**Passage**.
There were evidently far fewer ornithologists in the audience than musicians and artists and, as I walked through the woods and up to the heathered escarpments above with the family later, listening out for the birds we could hear, as we always do, I pondered on a theme I have pondered before. I wondered whether there is more enjoyment in being able to name the species we share our surroundings with, than in simply enjoying a natural sounds for their own sake. Does being able to know how many species are singing, what they are and why their sing, and how they live their lives enrich ones enjoyment of the chatter of a seabird cliff, or the uplifting sounds of a woodland in spring?*
I do go along to arty things when I can, but I often feel that I don’t quite ‘get it’, the time I went along to see Hertzog’s ‘Antarctica’ at the GFT leaps to mind: I sat utterly bewildered as I saw, around me, the knowing nods and of a generation of students from the Glasgow School of Art oozing understanding. But this time I did feel that I got it, in fact surely this was a piece where ornithologists could enjoy it just as much as the art people. (And, presumably to a Gaelic-speaking ornithologist it would be even more enlightening). Perhaps I’m just always seeking understanding, because that’s what I like, I’m a scientist after all and finding out how the world works makes me happy.
The work was perfect, just as it was, of course, but I just couldn’t help wanting to take all those artists there on a walk to see and hear the real thing: the oystercatchers, the gulls, perhaps a night walk to hear the manxies. Probably because it’s my job and passion to get people excited about nature and because, for me, a performance like that drives me, at least, to want to find out more about the birds and about the Gaelic.
Canna, for example, is a real conservation success story. In a superhuman and vast effort, the NTS has freed the island from rats, while conserving the endemic Canna mouse, and Manx Shearwaters and other ground and hole nesters are starting to recolonise. A tremendous good news story in the midst of so much bad news for nature.

**Document layout detection data**.

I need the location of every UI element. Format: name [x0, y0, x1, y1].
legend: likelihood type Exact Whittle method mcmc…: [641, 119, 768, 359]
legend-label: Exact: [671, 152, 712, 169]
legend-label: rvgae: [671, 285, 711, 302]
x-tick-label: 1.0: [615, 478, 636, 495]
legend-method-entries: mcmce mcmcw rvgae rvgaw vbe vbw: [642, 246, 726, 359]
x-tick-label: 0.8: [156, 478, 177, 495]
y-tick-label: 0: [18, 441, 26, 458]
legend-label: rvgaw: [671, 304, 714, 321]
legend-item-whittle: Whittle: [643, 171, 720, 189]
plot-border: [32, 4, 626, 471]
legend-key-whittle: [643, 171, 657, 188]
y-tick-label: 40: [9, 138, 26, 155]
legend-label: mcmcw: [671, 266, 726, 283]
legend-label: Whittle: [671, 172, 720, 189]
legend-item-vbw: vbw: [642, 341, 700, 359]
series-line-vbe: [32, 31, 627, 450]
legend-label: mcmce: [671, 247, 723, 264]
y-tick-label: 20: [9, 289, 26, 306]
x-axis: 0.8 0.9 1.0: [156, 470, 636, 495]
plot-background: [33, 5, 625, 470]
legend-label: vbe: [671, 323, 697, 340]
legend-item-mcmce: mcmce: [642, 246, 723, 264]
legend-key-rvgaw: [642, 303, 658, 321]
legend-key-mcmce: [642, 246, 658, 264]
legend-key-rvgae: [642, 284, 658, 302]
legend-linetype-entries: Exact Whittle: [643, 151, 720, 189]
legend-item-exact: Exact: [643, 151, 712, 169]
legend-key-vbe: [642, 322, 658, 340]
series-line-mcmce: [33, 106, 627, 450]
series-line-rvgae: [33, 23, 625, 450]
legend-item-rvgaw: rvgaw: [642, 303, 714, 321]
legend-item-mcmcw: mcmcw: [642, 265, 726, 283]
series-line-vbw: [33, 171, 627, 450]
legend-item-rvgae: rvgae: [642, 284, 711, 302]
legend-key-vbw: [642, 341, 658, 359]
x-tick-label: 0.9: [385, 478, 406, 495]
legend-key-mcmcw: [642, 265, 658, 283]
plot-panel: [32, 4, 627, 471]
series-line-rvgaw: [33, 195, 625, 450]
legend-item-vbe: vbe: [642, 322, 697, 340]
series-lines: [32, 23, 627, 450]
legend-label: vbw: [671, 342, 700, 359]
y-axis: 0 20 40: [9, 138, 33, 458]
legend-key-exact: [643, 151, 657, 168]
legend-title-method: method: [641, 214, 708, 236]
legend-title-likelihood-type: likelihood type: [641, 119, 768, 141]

**Instructions for the task**. Continue the passage above about birdsong and the art performance, starting right after its last sentence.

**Written answer**.
I am starting to see the advantage of losing my car key, we have been forced us to throw ourselves further into the experience of the journey as part of the piece, returning on the train via the wild landscapes of Morar, Lochaber and the vastness of Rannoch Moor and then gradually decompressing through the oak and birch woodlands of Loch Lomond and Loch Long until we started to enter the towns of West Dumbartonshire, and, only when we were ready for it, arriving back in the city. A far more enriched experience, especially with a glass of prosecco, than driving through the landscapes focussed on the road, head down….
Now I just need to get that train back to Mallaig with the spare key….
For information about the performance and a video click here
* (however any metaphor with art breaks down irretrievably on a cursory interrogation….)
Canna is my favourite Scottish island. On my first visit there over twenty years ago, a pair of sea eagles took off from below the cliffs as I was walking alone. Sadly, my second visit a year later was to accompany the wife of an archaeologist friend and member of the church I served in South Queensferry after he had been killed falling from those cliffs. For me, Canna will always be a beautiful place of powerful memories.
Would have loved to have seen a sea eagle there. Many others did. Absolutely awesome birds!